(Saved entries)
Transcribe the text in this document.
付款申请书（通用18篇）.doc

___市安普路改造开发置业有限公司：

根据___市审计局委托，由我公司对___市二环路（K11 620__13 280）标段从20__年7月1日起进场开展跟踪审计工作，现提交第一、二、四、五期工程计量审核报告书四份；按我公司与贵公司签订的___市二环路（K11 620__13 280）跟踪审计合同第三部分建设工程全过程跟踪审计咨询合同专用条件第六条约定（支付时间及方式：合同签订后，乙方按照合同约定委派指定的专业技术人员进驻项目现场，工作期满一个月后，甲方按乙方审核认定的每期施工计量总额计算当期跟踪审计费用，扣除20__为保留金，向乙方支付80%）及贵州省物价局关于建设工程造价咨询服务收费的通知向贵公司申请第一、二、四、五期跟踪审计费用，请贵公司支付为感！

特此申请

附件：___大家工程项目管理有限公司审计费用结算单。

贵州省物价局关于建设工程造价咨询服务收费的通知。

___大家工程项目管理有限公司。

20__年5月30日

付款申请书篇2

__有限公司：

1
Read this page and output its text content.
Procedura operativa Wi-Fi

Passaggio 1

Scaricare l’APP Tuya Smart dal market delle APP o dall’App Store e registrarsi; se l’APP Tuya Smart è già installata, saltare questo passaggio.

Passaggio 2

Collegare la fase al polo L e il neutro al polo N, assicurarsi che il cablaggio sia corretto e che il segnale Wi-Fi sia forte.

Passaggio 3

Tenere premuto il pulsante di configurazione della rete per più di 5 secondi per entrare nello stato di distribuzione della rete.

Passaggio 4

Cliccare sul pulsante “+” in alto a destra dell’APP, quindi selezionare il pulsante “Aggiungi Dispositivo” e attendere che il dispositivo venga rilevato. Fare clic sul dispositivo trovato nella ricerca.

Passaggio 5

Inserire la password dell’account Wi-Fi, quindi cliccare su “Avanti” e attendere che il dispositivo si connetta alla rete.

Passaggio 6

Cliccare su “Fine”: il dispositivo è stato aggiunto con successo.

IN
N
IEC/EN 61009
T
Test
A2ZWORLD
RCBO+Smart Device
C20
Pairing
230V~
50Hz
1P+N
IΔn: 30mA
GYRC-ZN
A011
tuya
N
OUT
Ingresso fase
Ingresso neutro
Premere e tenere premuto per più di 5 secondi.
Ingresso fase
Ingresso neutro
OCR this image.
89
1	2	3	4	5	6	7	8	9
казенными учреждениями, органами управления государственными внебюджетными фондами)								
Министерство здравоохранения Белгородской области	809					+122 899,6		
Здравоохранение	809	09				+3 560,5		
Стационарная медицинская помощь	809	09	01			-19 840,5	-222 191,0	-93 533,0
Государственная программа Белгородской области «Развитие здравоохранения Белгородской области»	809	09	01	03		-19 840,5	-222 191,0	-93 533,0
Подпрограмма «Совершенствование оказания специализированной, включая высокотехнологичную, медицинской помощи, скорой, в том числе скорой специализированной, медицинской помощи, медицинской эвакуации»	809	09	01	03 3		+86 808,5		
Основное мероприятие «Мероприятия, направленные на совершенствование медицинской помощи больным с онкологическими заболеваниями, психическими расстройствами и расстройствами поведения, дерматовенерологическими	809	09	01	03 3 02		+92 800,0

Task objective:
Tally the lines in these entries that have the string "здравоохранения" in them, then answer with the count and nothing else.

Response:
2